26 Ağustos 2008 Salı

OMÜ TIP FAKÜLTESİNDE GÖREV DEĞİŞİKLİKLERİ

OMÜ Sağlık Uygulama ve Araştırma Merkezi Başhekimliğine Prof.Dr.Mustafa Bekir Selçuk atandı. Başhekim yardımcılığına ise Prof. Dr. Mustafa Sünbül, Prof.Dr.Rıza Rızalar ve Doç.Dr. Lütfi Eroğlu atandı. İdari kadrolarda ise yönetime Hasbi Sevindik, Kemal Soylu, İbrahim İnan, F.Murat Kaya ,isa Erfalay,Talip Saygıcı ve Halis Dan seçildiler.

Gösterilen Kayıtlar →
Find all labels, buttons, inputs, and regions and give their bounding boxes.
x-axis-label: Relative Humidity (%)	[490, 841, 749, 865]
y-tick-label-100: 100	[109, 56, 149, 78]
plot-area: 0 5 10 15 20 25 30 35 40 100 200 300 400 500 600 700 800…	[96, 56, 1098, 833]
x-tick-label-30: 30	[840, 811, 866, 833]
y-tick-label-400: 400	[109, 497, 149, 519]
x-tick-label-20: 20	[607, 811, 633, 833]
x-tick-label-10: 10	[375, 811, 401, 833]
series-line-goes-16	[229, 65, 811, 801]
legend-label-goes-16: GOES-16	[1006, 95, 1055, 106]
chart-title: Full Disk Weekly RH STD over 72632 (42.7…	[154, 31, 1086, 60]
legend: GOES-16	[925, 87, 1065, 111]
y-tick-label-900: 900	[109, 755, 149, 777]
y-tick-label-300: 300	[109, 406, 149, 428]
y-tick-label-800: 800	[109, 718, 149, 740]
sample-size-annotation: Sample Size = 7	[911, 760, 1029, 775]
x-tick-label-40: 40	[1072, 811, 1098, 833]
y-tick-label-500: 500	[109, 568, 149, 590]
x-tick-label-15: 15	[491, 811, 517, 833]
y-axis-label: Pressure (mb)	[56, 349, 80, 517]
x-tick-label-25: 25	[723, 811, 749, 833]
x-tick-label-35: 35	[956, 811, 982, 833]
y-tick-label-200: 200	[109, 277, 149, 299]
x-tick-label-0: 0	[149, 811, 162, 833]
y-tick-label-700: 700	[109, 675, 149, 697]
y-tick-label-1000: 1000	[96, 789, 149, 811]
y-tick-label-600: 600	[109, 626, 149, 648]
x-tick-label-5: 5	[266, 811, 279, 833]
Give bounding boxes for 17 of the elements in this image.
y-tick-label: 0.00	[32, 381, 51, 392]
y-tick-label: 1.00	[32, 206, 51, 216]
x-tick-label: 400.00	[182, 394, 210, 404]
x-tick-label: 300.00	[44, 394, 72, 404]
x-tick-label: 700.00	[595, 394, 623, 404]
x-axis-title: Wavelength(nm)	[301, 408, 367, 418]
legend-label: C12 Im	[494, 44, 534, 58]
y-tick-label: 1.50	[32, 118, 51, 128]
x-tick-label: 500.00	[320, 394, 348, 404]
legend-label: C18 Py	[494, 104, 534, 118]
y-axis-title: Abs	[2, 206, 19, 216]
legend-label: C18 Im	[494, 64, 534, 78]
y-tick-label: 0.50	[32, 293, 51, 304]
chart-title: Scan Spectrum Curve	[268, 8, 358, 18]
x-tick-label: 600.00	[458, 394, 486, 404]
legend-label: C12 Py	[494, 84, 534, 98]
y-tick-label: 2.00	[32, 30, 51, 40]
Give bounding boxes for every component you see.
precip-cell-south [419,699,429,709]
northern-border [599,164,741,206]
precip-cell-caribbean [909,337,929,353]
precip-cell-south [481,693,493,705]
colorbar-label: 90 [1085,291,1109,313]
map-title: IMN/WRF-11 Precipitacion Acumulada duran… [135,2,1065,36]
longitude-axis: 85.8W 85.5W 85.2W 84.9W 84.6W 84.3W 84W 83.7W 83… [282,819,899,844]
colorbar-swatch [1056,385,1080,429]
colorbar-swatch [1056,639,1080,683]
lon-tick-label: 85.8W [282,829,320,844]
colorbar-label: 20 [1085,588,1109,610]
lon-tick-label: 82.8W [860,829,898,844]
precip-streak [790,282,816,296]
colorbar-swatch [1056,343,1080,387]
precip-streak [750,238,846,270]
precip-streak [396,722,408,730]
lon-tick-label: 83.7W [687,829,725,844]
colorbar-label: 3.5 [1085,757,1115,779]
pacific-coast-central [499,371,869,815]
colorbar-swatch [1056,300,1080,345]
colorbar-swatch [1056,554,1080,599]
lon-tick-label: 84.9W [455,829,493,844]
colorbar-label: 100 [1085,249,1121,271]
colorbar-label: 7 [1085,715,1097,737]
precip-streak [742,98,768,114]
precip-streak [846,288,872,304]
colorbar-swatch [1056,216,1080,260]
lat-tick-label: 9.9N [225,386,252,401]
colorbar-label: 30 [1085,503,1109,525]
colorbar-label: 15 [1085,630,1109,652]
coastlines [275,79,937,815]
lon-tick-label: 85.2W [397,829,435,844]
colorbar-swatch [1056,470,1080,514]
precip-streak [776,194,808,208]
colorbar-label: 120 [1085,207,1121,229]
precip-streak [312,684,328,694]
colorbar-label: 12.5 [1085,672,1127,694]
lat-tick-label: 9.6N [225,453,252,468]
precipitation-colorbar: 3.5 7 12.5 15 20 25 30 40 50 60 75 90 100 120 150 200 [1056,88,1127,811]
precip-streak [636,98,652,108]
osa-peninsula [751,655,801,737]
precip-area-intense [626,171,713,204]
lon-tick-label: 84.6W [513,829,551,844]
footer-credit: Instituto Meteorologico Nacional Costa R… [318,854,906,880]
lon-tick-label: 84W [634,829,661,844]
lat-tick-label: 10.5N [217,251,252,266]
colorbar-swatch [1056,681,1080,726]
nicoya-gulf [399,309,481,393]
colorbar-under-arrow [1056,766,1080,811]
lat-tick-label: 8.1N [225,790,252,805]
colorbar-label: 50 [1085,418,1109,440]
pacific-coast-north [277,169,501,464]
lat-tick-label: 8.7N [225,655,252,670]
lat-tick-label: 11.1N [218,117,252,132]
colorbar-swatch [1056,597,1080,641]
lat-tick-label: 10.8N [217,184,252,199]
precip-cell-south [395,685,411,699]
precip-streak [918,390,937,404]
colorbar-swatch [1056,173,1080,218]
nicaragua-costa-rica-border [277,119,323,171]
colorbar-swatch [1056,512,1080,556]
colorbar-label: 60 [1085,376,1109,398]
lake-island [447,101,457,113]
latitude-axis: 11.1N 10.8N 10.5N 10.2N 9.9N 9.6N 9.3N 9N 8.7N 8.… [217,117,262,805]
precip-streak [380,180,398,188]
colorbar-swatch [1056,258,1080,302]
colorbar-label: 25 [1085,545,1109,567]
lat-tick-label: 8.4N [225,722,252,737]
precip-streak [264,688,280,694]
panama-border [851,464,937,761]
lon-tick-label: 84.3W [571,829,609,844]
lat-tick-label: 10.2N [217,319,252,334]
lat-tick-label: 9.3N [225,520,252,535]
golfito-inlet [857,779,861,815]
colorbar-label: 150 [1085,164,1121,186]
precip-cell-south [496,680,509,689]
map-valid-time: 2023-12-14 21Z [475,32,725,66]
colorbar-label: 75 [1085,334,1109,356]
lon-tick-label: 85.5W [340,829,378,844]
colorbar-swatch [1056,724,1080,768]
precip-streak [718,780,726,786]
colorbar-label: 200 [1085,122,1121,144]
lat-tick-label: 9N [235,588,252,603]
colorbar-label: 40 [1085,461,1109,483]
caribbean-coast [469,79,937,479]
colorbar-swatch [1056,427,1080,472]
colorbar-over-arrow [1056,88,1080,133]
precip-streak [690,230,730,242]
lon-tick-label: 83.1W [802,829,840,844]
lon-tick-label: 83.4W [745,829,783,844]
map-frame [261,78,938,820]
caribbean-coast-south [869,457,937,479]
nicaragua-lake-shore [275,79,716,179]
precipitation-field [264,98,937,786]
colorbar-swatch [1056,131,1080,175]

Sorular ve Görevler →
1 - Görev değişiklikleri haberine göre şu soruları yanıtlar mısınız?
(a) OMÜ Sağlık Uygulama ve Araştırma Merkezi Başhekimliğine kim atandı?
(b) Başhekim yardımcılığına kaç kişi atandı ve bunlar kimlerdir?
(c) Haber hangi tarihi taşıyor?
2 - Görev değişiklikleri haberini kaldığı yerden alıp sürdürür müsünüz?
Kayıtlar başka bir kaynaktan alınmıştır.

Yanıtlar Aşağıda →
1 -
(a) Prof. Dr. Mustafa Bekir Selçuk
(b) Üç kişi: Prof. Dr. Mustafa Sünbül, Prof. Dr. Rıza Rızalar ve Doç. Dr. Lütfi Eroğlu
(c) 26 Ağustos 2008 Salı

2 -
21 Ağustos 2008 Perşembe

ÖMÜ' DE PROF.DR. AKAN DÖNEMİ

Üniversitemizde Prof.Dr.Hüseyin Akan'ın rektör olarak atanmasından sonra hızlı bir şekilde yeni bir yapılanma ve üniversiteyi halkla buluşturma çabaları başlatıldı. Kimseyi kırmadan, incitmeden bunların yapılabileceğini üniversitemiz tüm Türkiye ye gösterecektir. Bu çalışmalarda görev alan tüm akademik ve idari kadrolardaki arkadaşlarımıza başarilar dileriz.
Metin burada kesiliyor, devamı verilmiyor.